• _What is needed_
Update the entries below by changing each "slider-tick" to "scale-tick" and leaving everything else as it is. Omit the pictures from your answer.

• _Exercise inputs_

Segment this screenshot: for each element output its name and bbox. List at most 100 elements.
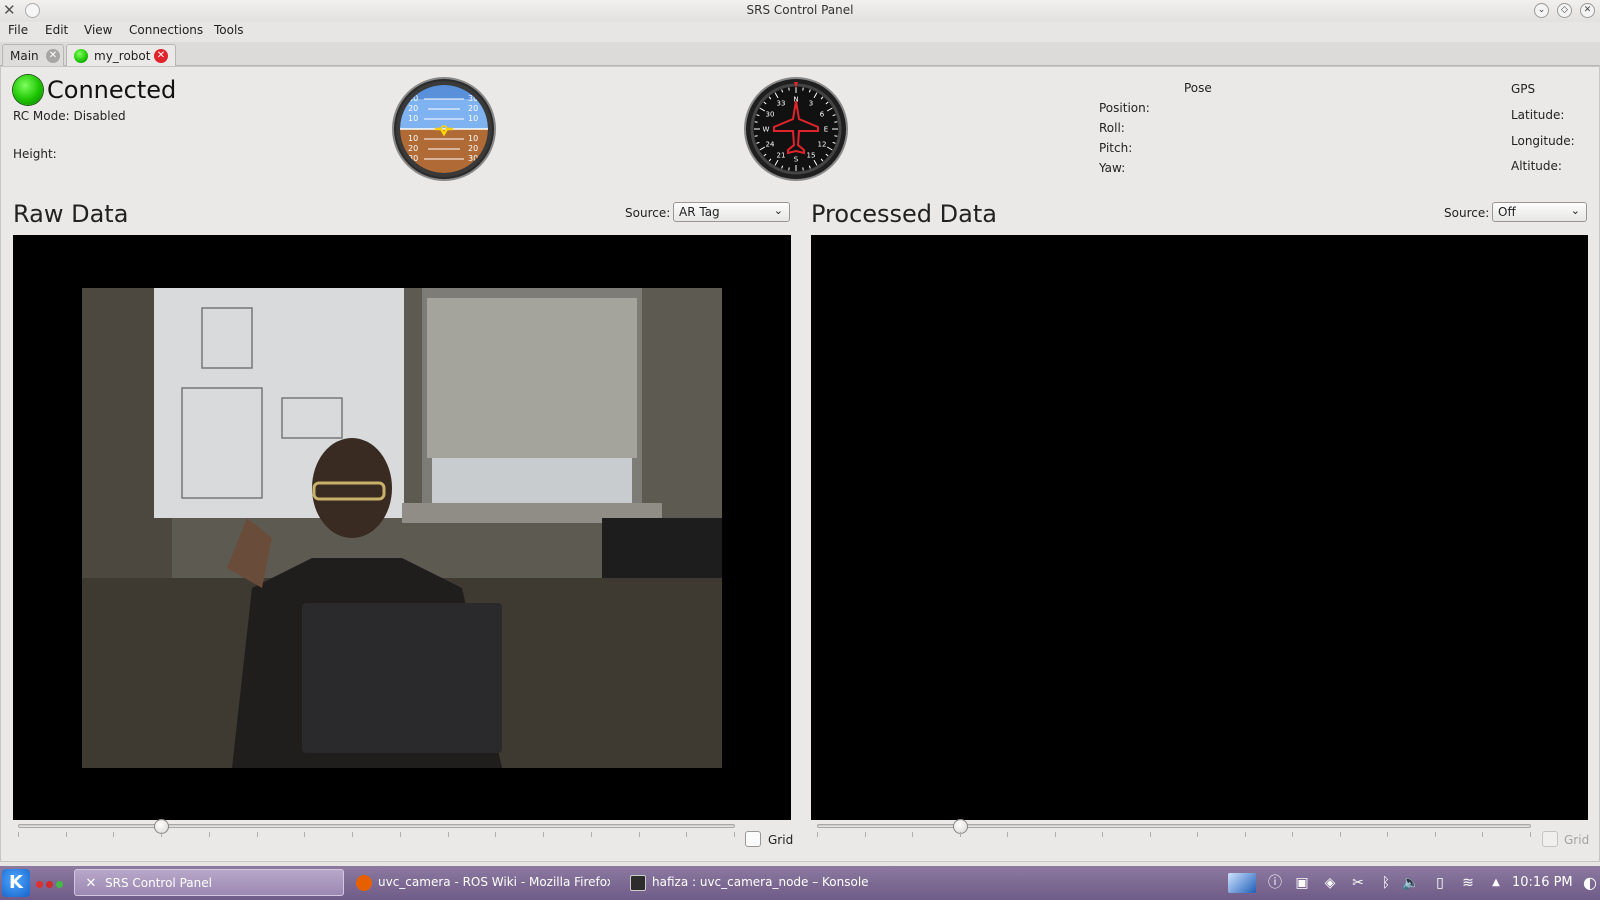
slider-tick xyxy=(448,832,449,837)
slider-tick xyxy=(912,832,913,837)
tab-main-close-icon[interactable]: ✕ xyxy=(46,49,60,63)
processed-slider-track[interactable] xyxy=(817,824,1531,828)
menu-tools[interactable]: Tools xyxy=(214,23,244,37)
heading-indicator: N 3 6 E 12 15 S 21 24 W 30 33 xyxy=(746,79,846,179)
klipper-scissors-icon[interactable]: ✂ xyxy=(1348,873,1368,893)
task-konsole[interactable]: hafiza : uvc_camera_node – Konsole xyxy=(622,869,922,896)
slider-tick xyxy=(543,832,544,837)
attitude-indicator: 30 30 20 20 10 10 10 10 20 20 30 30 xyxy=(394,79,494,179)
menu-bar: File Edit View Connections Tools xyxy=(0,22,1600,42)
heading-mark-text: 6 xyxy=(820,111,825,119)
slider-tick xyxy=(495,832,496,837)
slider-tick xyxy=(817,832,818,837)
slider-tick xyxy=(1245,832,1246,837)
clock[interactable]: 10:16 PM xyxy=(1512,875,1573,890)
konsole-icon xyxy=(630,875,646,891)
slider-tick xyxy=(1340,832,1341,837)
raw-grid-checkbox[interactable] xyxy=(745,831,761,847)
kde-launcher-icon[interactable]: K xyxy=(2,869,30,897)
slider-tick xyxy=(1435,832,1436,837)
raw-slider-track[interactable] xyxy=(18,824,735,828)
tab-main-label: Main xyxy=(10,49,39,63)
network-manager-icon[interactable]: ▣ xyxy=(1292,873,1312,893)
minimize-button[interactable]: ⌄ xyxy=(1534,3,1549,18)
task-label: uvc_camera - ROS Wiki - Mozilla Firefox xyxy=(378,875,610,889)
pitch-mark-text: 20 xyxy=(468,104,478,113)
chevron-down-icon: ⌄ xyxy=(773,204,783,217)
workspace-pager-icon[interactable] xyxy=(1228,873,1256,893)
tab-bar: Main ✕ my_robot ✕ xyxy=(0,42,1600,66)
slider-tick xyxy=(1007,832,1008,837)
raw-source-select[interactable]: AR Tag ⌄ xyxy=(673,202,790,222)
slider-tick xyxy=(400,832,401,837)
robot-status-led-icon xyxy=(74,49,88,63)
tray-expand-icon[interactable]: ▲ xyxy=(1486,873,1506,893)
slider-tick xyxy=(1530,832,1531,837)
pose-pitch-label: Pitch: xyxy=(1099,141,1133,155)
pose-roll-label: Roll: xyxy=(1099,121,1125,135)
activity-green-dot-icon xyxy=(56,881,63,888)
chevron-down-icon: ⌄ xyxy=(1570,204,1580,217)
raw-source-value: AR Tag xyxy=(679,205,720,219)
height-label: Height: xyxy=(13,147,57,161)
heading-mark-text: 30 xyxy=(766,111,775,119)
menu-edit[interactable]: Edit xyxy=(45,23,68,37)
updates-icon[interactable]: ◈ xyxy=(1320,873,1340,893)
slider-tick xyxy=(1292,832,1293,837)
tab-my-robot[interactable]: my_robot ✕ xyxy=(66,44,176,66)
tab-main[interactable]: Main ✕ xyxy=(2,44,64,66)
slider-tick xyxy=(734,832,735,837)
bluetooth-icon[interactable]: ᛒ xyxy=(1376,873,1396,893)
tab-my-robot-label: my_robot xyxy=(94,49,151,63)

• _Reply_
Segment this screenshot: for each element output its name and bbox. List at most 100 elements.
scale-tick xyxy=(448,832,449,837)
scale-tick xyxy=(912,832,913,837)
tab-main-close-icon[interactable]: ✕ xyxy=(46,49,60,63)
processed-slider-track[interactable] xyxy=(817,824,1531,828)
menu-tools[interactable]: Tools xyxy=(214,23,244,37)
heading-indicator: N 3 6 E 12 15 S 21 24 W 30 33 xyxy=(746,79,846,179)
klipper-scissors-icon[interactable]: ✂ xyxy=(1348,873,1368,893)
task-konsole[interactable]: hafiza : uvc_camera_node – Konsole xyxy=(622,869,922,896)
scale-tick xyxy=(543,832,544,837)
attitude-indicator: 30 30 20 20 10 10 10 10 20 20 30 30 xyxy=(394,79,494,179)
menu-bar: File Edit View Connections Tools xyxy=(0,22,1600,42)
heading-mark-text: 6 xyxy=(820,111,825,119)
scale-tick xyxy=(495,832,496,837)
scale-tick xyxy=(817,832,818,837)
scale-tick xyxy=(1245,832,1246,837)
clock[interactable]: 10:16 PM xyxy=(1512,875,1573,890)
konsole-icon xyxy=(630,875,646,891)
scale-tick xyxy=(1340,832,1341,837)
raw-grid-checkbox[interactable] xyxy=(745,831,761,847)
kde-launcher-icon[interactable]: K xyxy=(2,869,30,897)
scale-tick xyxy=(1435,832,1436,837)
raw-slider-track[interactable] xyxy=(18,824,735,828)
tab-main-label: Main xyxy=(10,49,39,63)
network-manager-icon[interactable]: ▣ xyxy=(1292,873,1312,893)
minimize-button[interactable]: ⌄ xyxy=(1534,3,1549,18)
task-label: uvc_camera - ROS Wiki - Mozilla Firefox xyxy=(378,875,610,889)
pitch-mark-text: 20 xyxy=(468,104,478,113)
chevron-down-icon: ⌄ xyxy=(773,204,783,217)
workspace-pager-icon[interactable] xyxy=(1228,873,1256,893)
tab-bar: Main ✕ my_robot ✕ xyxy=(0,42,1600,66)
scale-tick xyxy=(1007,832,1008,837)
raw-source-select[interactable]: AR Tag ⌄ xyxy=(673,202,790,222)
scale-tick xyxy=(400,832,401,837)
robot-status-led-icon xyxy=(74,49,88,63)
tray-expand-icon[interactable]: ▲ xyxy=(1486,873,1506,893)
scale-tick xyxy=(1530,832,1531,837)
pose-pitch-label: Pitch: xyxy=(1099,141,1133,155)
pose-roll-label: Roll: xyxy=(1099,121,1125,135)
activity-green-dot-icon xyxy=(56,881,63,888)
chevron-down-icon: ⌄ xyxy=(1570,204,1580,217)
raw-source-value: AR Tag xyxy=(679,205,720,219)
height-label: Height: xyxy=(13,147,57,161)
heading-mark-text: 30 xyxy=(766,111,775,119)
menu-edit[interactable]: Edit xyxy=(45,23,68,37)
updates-icon[interactable]: ◈ xyxy=(1320,873,1340,893)
scale-tick xyxy=(1292,832,1293,837)
tab-my-robot[interactable]: my_robot ✕ xyxy=(66,44,176,66)
tab-main[interactable]: Main ✕ xyxy=(2,44,64,66)
scale-tick xyxy=(734,832,735,837)
bluetooth-icon[interactable]: ᛒ xyxy=(1376,873,1396,893)
tab-my-robot-label: my_robot xyxy=(94,49,151,63)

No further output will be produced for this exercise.